## begin Stored records
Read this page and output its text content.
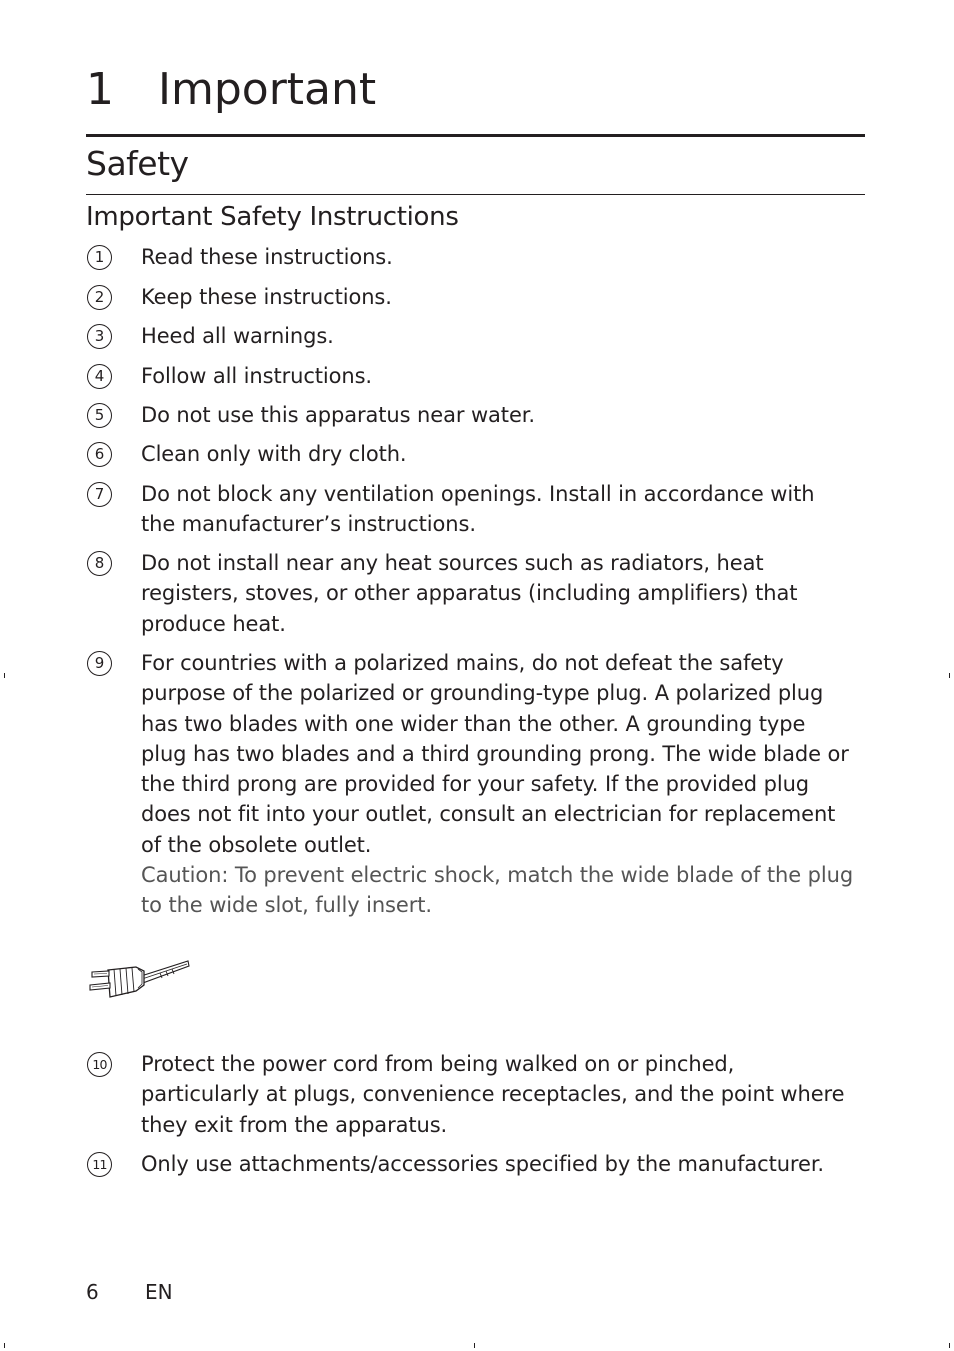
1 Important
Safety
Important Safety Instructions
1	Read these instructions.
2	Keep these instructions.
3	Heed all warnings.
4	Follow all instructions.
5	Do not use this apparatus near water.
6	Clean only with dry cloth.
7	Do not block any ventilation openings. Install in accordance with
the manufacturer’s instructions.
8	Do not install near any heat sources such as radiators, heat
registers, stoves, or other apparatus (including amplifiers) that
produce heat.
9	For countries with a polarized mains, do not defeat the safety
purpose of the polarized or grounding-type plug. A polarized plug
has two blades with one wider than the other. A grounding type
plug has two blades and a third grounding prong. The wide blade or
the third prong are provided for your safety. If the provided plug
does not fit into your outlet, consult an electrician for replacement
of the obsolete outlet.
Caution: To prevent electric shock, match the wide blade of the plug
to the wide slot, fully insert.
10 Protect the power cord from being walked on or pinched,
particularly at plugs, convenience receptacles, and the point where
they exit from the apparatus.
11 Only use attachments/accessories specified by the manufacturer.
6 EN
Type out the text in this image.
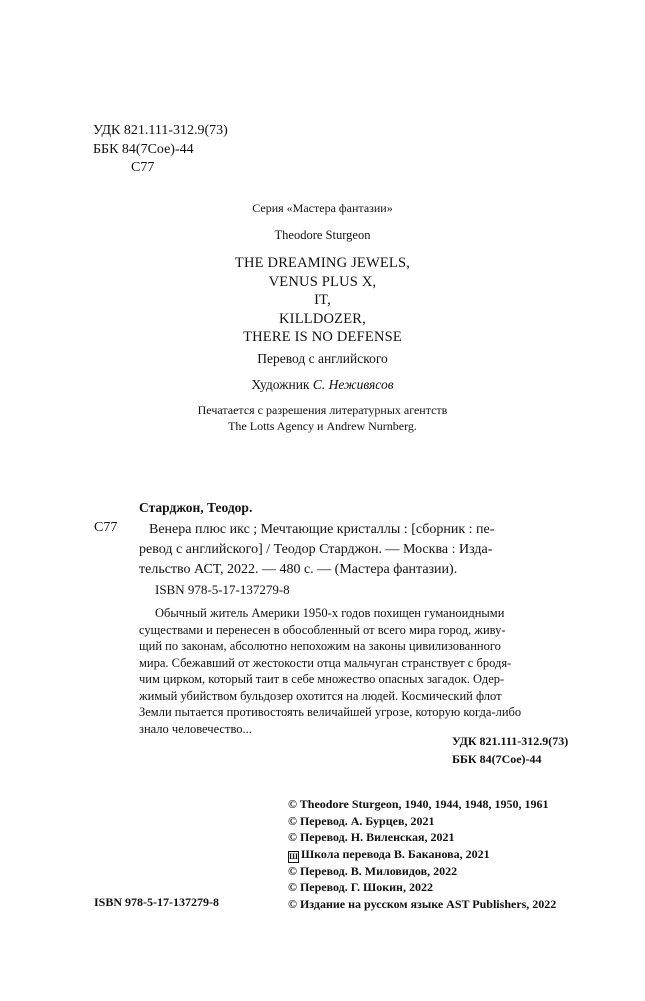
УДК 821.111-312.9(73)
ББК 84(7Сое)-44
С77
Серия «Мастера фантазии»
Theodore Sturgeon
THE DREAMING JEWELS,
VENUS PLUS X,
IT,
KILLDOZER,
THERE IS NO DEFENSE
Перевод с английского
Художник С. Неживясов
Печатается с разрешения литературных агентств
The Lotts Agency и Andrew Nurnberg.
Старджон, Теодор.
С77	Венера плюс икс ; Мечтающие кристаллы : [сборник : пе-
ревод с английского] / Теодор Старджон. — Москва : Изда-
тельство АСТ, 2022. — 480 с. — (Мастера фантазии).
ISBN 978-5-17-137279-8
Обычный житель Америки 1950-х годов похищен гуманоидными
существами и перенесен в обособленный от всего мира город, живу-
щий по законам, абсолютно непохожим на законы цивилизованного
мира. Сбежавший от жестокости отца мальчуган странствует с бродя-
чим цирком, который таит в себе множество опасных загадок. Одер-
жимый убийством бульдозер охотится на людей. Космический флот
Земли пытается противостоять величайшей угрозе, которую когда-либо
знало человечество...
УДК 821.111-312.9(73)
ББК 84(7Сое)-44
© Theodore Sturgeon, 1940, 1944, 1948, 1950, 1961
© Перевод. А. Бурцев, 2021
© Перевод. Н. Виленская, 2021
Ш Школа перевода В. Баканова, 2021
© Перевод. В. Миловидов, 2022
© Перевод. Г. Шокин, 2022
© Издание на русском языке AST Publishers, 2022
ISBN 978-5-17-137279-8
## end Stored records
Task prompt: Find how many lines hold the string "Теодор", and state that number alone.

Answer for the task: 2